To be done: Give back exactly the lines running from the line with "Convert this screenshot" to the end of the entries, and only those lines.

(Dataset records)
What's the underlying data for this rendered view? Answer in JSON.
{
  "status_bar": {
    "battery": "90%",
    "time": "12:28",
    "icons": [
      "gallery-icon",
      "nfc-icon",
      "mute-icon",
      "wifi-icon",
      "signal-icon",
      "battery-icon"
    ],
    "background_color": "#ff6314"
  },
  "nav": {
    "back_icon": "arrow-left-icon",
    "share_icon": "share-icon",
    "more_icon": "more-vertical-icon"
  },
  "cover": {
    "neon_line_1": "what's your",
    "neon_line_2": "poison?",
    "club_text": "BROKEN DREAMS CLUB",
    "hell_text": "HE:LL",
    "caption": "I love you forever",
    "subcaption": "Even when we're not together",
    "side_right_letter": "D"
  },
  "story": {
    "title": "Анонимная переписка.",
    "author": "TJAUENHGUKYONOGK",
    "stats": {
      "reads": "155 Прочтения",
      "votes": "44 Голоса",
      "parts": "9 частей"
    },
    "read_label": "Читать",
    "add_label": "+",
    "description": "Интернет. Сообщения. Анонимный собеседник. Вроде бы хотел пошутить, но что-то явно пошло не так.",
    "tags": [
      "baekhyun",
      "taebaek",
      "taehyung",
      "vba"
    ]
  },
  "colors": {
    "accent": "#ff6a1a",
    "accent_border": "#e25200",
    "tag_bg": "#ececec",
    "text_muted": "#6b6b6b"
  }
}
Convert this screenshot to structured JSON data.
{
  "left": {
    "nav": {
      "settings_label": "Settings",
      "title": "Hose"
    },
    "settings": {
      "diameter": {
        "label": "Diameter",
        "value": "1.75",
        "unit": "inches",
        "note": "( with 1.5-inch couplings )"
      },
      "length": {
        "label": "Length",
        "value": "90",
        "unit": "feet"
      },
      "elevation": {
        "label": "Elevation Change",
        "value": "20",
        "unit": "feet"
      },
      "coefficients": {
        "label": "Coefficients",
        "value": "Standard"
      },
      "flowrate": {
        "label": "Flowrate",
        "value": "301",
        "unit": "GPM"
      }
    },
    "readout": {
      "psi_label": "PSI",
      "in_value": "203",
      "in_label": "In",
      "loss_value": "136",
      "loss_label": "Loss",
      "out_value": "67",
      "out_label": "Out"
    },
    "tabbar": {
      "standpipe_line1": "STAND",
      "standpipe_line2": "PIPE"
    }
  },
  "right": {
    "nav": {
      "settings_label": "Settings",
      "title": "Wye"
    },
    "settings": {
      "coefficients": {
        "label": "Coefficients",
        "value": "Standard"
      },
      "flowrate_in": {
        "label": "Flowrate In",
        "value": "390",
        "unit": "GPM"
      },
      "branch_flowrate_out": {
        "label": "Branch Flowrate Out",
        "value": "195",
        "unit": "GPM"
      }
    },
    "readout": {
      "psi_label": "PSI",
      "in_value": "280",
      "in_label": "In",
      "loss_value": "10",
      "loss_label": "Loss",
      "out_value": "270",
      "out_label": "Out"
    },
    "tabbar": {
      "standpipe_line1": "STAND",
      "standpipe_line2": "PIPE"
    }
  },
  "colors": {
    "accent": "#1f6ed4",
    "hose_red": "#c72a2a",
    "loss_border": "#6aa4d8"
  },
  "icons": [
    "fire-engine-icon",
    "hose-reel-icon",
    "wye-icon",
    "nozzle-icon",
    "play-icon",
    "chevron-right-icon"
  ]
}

Reply:
Convert this screenshot to structured JSON data.
{
  "left": {
    "nav": {
      "settings_label": "Settings",
      "title": "Hose"
    },
    "settings": {
      "diameter": {
        "label": "Diameter",
        "value": "1.75",
        "unit": "inches",
        "note": "( with 1.5-inch couplings )"
      },
      "length": {
        "label": "Length",
        "value": "90",
        "unit": "feet"
      },
      "elevation": {
        "label": "Elevation Change",
        "value": "20",
        "unit": "feet"
      },
      "coefficients": {
        "label": "Coefficients",
        "value": "Standard"
      },
      "flowrate": {
        "label": "Flowrate",
        "value": "301",
        "unit": "GPM"
      }
    },
    "readout": {
      "psi_label": "PSI",
      "in_value": "203",
      "in_label": "In",
      "loss_value": "136",
      "loss_label": "Loss",
      "out_value": "67",
      "out_label": "Out"
    },
    "tabbar": {
      "standpipe_line1": "STAND",
      "standpipe_line2": "PIPE"
    }
  },
  "right": {
    "nav": {
      "settings_label": "Settings",
      "title": "Wye"
    },
    "settings": {
      "coefficients": {
        "label": "Coefficients",
        "value": "Standard"
      },
      "flowrate_in": {
        "label": "Flowrate In",
        "value": "390",
        "unit": "GPM"
      },
      "branch_flowrate_out": {
        "label": "Branch Flowrate Out",
        "value": "195",
        "unit": "GPM"
      }
    },
    "readout": {
      "psi_label": "PSI",
      "in_value": "280",
      "in_label": "In",
      "loss_value": "10",
      "loss_label": "Loss",
      "out_value": "270",
      "out_label": "Out"
    },
    "tabbar": {
      "standpipe_line1": "STAND",
      "standpipe_line2": "PIPE"
    }
  },
  "colors": {
    "accent": "#1f6ed4",
    "hose_red": "#c72a2a",
    "loss_border": "#6aa4d8"
  },
  "icons": [
    "fire-engine-icon",
    "hose-reel-icon",
    "wye-icon",
    "nozzle-icon",
    "play-icon",
    "chevron-right-icon"
  ]
}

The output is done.